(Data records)
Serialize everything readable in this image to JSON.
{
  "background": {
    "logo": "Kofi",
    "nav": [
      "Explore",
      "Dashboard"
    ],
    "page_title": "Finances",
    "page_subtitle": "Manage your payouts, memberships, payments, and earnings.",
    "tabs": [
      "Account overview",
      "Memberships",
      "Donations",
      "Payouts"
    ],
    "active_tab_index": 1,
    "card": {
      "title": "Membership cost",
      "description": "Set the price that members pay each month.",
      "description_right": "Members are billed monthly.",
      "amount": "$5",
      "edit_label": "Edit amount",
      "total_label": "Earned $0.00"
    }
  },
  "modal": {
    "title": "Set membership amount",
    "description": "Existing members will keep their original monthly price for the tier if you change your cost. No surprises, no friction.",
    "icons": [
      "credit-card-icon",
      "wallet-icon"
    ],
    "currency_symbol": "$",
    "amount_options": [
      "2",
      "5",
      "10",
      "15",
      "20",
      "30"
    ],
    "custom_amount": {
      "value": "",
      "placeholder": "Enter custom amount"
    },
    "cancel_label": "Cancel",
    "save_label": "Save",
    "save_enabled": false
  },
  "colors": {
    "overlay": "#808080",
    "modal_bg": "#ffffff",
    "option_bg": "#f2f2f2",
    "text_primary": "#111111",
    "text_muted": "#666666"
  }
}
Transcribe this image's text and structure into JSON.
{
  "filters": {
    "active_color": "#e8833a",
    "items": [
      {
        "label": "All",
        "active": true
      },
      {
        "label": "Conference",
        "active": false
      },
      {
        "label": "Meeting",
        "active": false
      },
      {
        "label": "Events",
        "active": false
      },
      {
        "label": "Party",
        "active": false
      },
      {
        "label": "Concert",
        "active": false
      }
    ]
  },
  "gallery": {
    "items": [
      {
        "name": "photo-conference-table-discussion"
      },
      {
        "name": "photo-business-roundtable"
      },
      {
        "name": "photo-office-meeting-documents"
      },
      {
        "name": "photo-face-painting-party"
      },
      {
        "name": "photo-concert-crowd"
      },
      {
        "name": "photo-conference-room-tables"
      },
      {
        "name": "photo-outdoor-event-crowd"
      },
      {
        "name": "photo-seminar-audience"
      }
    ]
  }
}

• [TASK DESCRIPTION] Extract each line of the material exactly as it stands.

• [CORRECT RESULT]
Serialize everything readable in this image to JSON.
{
  "background": {
    "logo": "Kofi",
    "nav": [
      "Explore",
      "Dashboard"
    ],
    "page_title": "Finances",
    "page_subtitle": "Manage your payouts, memberships, payments, and earnings.",
    "tabs": [
      "Account overview",
      "Memberships",
      "Donations",
      "Payouts"
    ],
    "active_tab_index": 1,
    "card": {
      "title": "Membership cost",
      "description": "Set the price that members pay each month.",
      "description_right": "Members are billed monthly.",
      "amount": "$5",
      "edit_label": "Edit amount",
      "total_label": "Earned $0.00"
    }
  },
  "modal": {
    "title": "Set membership amount",
    "description": "Existing members will keep their original monthly price for the tier if you change your cost. No surprises, no friction.",
    "icons": [
      "credit-card-icon",
      "wallet-icon"
    ],
    "currency_symbol": "$",
    "amount_options": [
      "2",
      "5",
      "10",
      "15",
      "20",
      "30"
    ],
    "custom_amount": {
      "value": "",
      "placeholder": "Enter custom amount"
    },
    "cancel_label": "Cancel",
    "save_label": "Save",
    "save_enabled": false
  },
  "colors": {
    "overlay": "#808080",
    "modal_bg": "#ffffff",
    "option_bg": "#f2f2f2",
    "text_primary": "#111111",
    "text_muted": "#666666"
  }
}
Transcribe this image's text and structure into JSON.
{
  "filters": {
    "active_color": "#e8833a",
    "items": [
      {
        "label": "All",
        "active": true
      },
      {
        "label": "Conference",
        "active": false
      },
      {
        "label": "Meeting",
        "active": false
      },
      {
        "label": "Events",
        "active": false
      },
      {
        "label": "Party",
        "active": false
      },
      {
        "label": "Concert",
        "active": false
      }
    ]
  },
  "gallery": {
    "items": [
      {
        "name": "photo-conference-table-discussion"
      },
      {
        "name": "photo-business-roundtable"
      },
      {
        "name": "photo-office-meeting-documents"
      },
      {
        "name": "photo-face-painting-party"
      },
      {
        "name": "photo-concert-crowd"
      },
      {
        "name": "photo-conference-room-tables"
      },
      {
        "name": "photo-outdoor-event-crowd"
      },
      {
        "name": "photo-seminar-audience"
      }
    ]
  }
}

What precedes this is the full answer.